[AIM]: Repeat the material below exactly, with no pictures.

[PROVIDED DATA]:
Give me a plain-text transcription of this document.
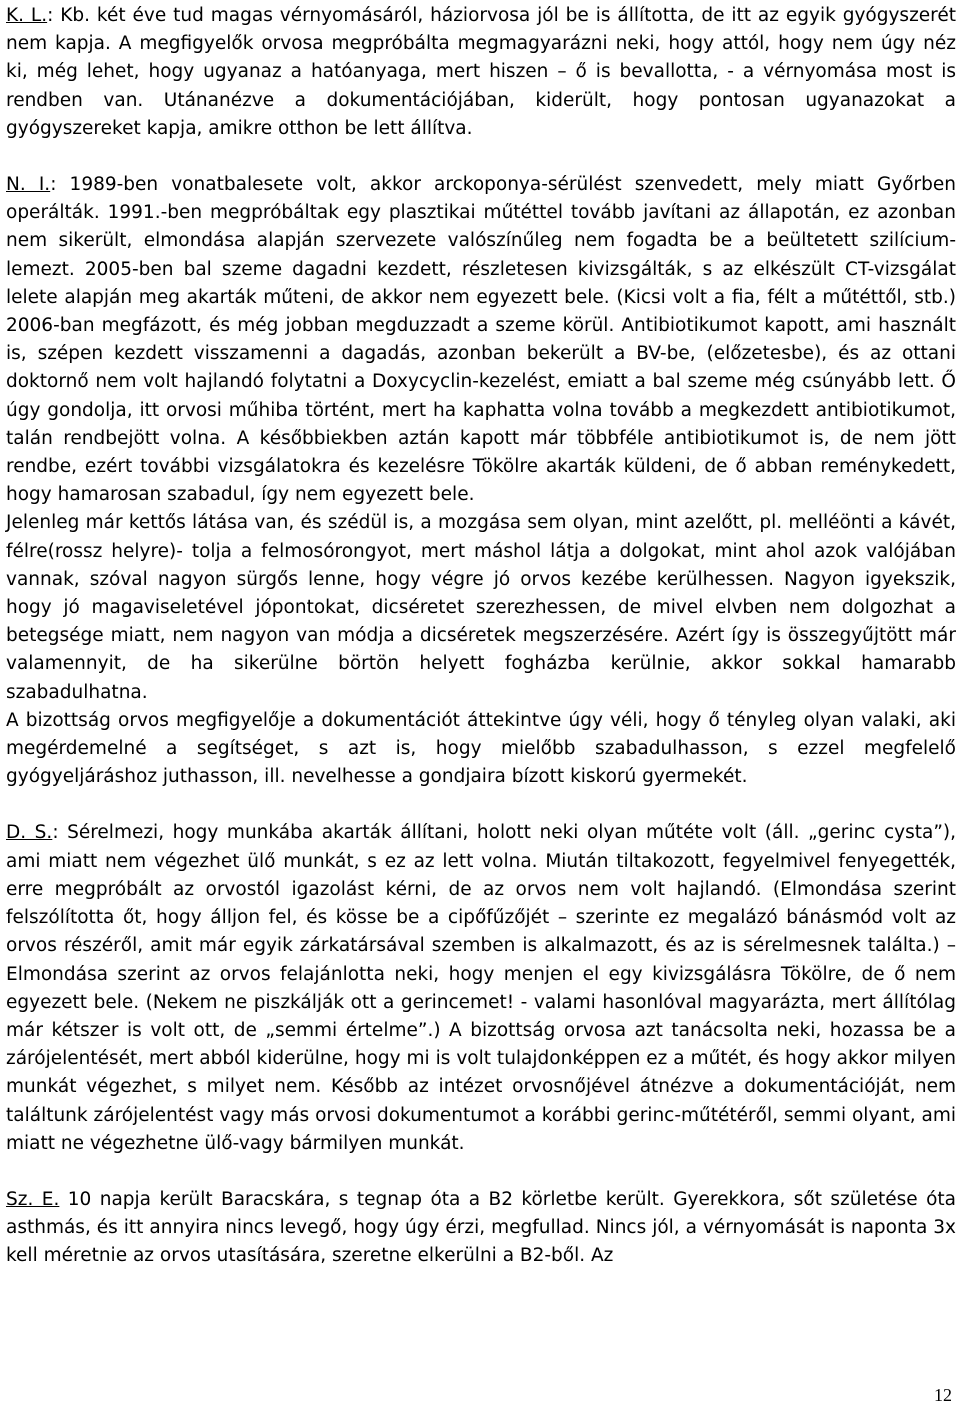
K. L.: Kb. két éve tud magas vérnyomásáról, háziorvosa jól be is állította, de itt az egyik gyógyszerét nem kapja. A megfigyelők orvosa megpróbálta megmagyarázni neki, hogy attól, hogy nem úgy néz ki, még lehet, hogy ugyanaz a hatóanyaga, mert hiszen – ő is bevallotta, - a vérnyomása most is rendben van. Utánanézve a dokumentációjában, kiderült, hogy pontosan ugyanazokat a gyógyszereket kapja, amikre otthon be lett állítva.

N. I.: 1989-ben vonatbalesete volt, akkor arckoponya-sérülést szenvedett, mely miatt Győrben operálták. 1991.-ben megpróbáltak egy plasztikai műtéttel tovább javítani az állapotán, ez azonban nem sikerült, elmondása alapján szervezete valószínűleg nem fogadta be a beültetett szilícium-lemezt. 2005-ben bal szeme dagadni kezdett, részletesen kivizsgálták, s az elkészült CT-vizsgálat lelete alapján meg akarták műteni, de akkor nem egyezett bele. (Kicsi volt a fia, félt a műtéttől, stb.) 2006-ban megfázott, és még jobban megduzzadt a szeme körül. Antibiotikumot kapott, ami használt is, szépen kezdett visszamenni a dagadás, azonban bekerült a BV-be, (előzetesbe), és az ottani doktornő nem volt hajlandó folytatni a Doxycyclin-kezelést, emiatt a bal szeme még csúnyább lett. Ő úgy gondolja, itt orvosi műhiba történt, mert ha kaphatta volna tovább a megkezdett antibiotikumot, talán rendbejött volna. A későbbiekben aztán kapott már többféle antibiotikumot is, de nem jött rendbe, ezért további vizsgálatokra és kezelésre Tökölre akarták küldeni, de ő abban reménykedett, hogy hamarosan szabadul, így nem egyezett bele.

Jelenleg már kettős látása van, és szédül is, a mozgása sem olyan, mint azelőtt, pl. melléönti a kávét, félre(rossz helyre)- tolja a felmosórongyot, mert máshol látja a dolgokat, mint ahol azok valójában vannak, szóval nagyon sürgős lenne, hogy végre jó orvos kezébe kerülhessen. Nagyon igyekszik, hogy jó magaviseletével jópontokat, dicséretet szerezhessen, de mivel elvben nem dolgozhat a betegsége miatt, nem nagyon van módja a dicséretek megszerzésére. Azért így is összegyűjtött már valamennyit, de ha sikerülne börtön helyett fogházba kerülnie, akkor sokkal hamarabb szabadulhatna.

A bizottság orvos megfigyelője a dokumentációt áttekintve úgy véli, hogy ő tényleg olyan valaki, aki megérdemelné a segítséget, s azt is, hogy mielőbb szabadulhasson, s ezzel megfelelő gyógyeljáráshoz juthasson, ill. nevelhesse a gondjaira bízott kiskorú gyermekét.

D. S.: Sérelmezi, hogy munkába akarták állítani, holott neki olyan műtéte volt (áll. „gerinc cysta”), ami miatt nem végezhet ülő munkát, s ez az lett volna. Miután tiltakozott, fegyelmivel fenyegették, erre megpróbált az orvostól igazolást kérni, de az orvos nem volt hajlandó. (Elmondása szerint felszólította őt, hogy álljon fel, és kösse be a cipőfűzőjét – szerinte ez megalázó bánásmód volt az orvos részéről, amit már egyik zárkatársával szemben is alkalmazott, és az is sérelmesnek találta.) – Elmondása szerint az orvos felajánlotta neki, hogy menjen el egy kivizsgálásra Tökölre, de ő nem egyezett bele. (Nekem ne piszkálják ott a gerincemet! - valami hasonlóval magyarázta, mert állítólag már kétszer is volt ott, de „semmi értelme”.) A bizottság orvosa azt tanácsolta neki, hozassa be a zárójelentését, mert abból kiderülne, hogy mi is volt tulajdonképpen ez a műtét, és hogy akkor milyen munkát végezhet, s milyet nem. Később az intézet orvosnőjével átnézve a dokumentációját, nem találtunk zárójelentést vagy más orvosi dokumentumot a korábbi gerinc-műtétéről, semmi olyant, ami miatt ne végezhetne ülő-vagy bármilyen munkát.

Sz. E. 10 napja került Baracskára, s tegnap óta a B2 körletbe került. Gyerekkora, sőt születése óta asthmás, és itt annyira nincs levegő, hogy úgy érzi, megfullad. Nincs jól, a vérnyomását is naponta 3x kell méretnie az orvos utasítására, szeretne elkerülni a B2-ből. Az

12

[ANSWER]:
Give me a plain-text transcription of this document.
K. L.: Kb. két éve tud magas vérnyomásáról, háziorvosa jól be is állította, de itt az egyik gyógyszerét nem kapja. A megfigyelők orvosa megpróbálta megmagyarázni neki, hogy attól, hogy nem úgy néz ki, még lehet, hogy ugyanaz a hatóanyaga, mert hiszen – ő is bevallotta, - a vérnyomása most is rendben van. Utánanézve a dokumentációjában, kiderült, hogy pontosan ugyanazokat a gyógyszereket kapja, amikre otthon be lett állítva.

N. I.: 1989-ben vonatbalesete volt, akkor arckoponya-sérülést szenvedett, mely miatt Győrben operálták. 1991.-ben megpróbáltak egy plasztikai műtéttel tovább javítani az állapotán, ez azonban nem sikerült, elmondása alapján szervezete valószínűleg nem fogadta be a beültetett szilícium-lemezt. 2005-ben bal szeme dagadni kezdett, részletesen kivizsgálták, s az elkészült CT-vizsgálat lelete alapján meg akarták műteni, de akkor nem egyezett bele. (Kicsi volt a fia, félt a műtéttől, stb.) 2006-ban megfázott, és még jobban megduzzadt a szeme körül. Antibiotikumot kapott, ami használt is, szépen kezdett visszamenni a dagadás, azonban bekerült a BV-be, (előzetesbe), és az ottani doktornő nem volt hajlandó folytatni a Doxycyclin-kezelést, emiatt a bal szeme még csúnyább lett. Ő úgy gondolja, itt orvosi műhiba történt, mert ha kaphatta volna tovább a megkezdett antibiotikumot, talán rendbejött volna. A későbbiekben aztán kapott már többféle antibiotikumot is, de nem jött rendbe, ezért további vizsgálatokra és kezelésre Tökölre akarták küldeni, de ő abban reménykedett, hogy hamarosan szabadul, így nem egyezett bele.

Jelenleg már kettős látása van, és szédül is, a mozgása sem olyan, mint azelőtt, pl. melléönti a kávét, félre(rossz helyre)- tolja a felmosórongyot, mert máshol látja a dolgokat, mint ahol azok valójában vannak, szóval nagyon sürgős lenne, hogy végre jó orvos kezébe kerülhessen. Nagyon igyekszik, hogy jó magaviseletével jópontokat, dicséretet szerezhessen, de mivel elvben nem dolgozhat a betegsége miatt, nem nagyon van módja a dicséretek megszerzésére. Azért így is összegyűjtött már valamennyit, de ha sikerülne börtön helyett fogházba kerülnie, akkor sokkal hamarabb szabadulhatna.

A bizottság orvos megfigyelője a dokumentációt áttekintve úgy véli, hogy ő tényleg olyan valaki, aki megérdemelné a segítséget, s azt is, hogy mielőbb szabadulhasson, s ezzel megfelelő gyógyeljáráshoz juthasson, ill. nevelhesse a gondjaira bízott kiskorú gyermekét.

D. S.: Sérelmezi, hogy munkába akarták állítani, holott neki olyan műtéte volt (áll. „gerinc cysta”), ami miatt nem végezhet ülő munkát, s ez az lett volna. Miután tiltakozott, fegyelmivel fenyegették, erre megpróbált az orvostól igazolást kérni, de az orvos nem volt hajlandó. (Elmondása szerint felszólította őt, hogy álljon fel, és kösse be a cipőfűzőjét – szerinte ez megalázó bánásmód volt az orvos részéről, amit már egyik zárkatársával szemben is alkalmazott, és az is sérelmesnek találta.) – Elmondása szerint az orvos felajánlotta neki, hogy menjen el egy kivizsgálásra Tökölre, de ő nem egyezett bele. (Nekem ne piszkálják ott a gerincemet! - valami hasonlóval magyarázta, mert állítólag már kétszer is volt ott, de „semmi értelme”.) A bizottság orvosa azt tanácsolta neki, hozassa be a zárójelentését, mert abból kiderülne, hogy mi is volt tulajdonképpen ez a műtét, és hogy akkor milyen munkát végezhet, s milyet nem. Később az intézet orvosnőjével átnézve a dokumentációját, nem találtunk zárójelentést vagy más orvosi dokumentumot a korábbi gerinc-műtétéről, semmi olyant, ami miatt ne végezhetne ülő-vagy bármilyen munkát.

Sz. E. 10 napja került Baracskára, s tegnap óta a B2 körletbe került. Gyerekkora, sőt születése óta asthmás, és itt annyira nincs levegő, hogy úgy érzi, megfullad. Nincs jól, a vérnyomását is naponta 3x kell méretnie az orvos utasítására, szeretne elkerülni a B2-ből. Az

12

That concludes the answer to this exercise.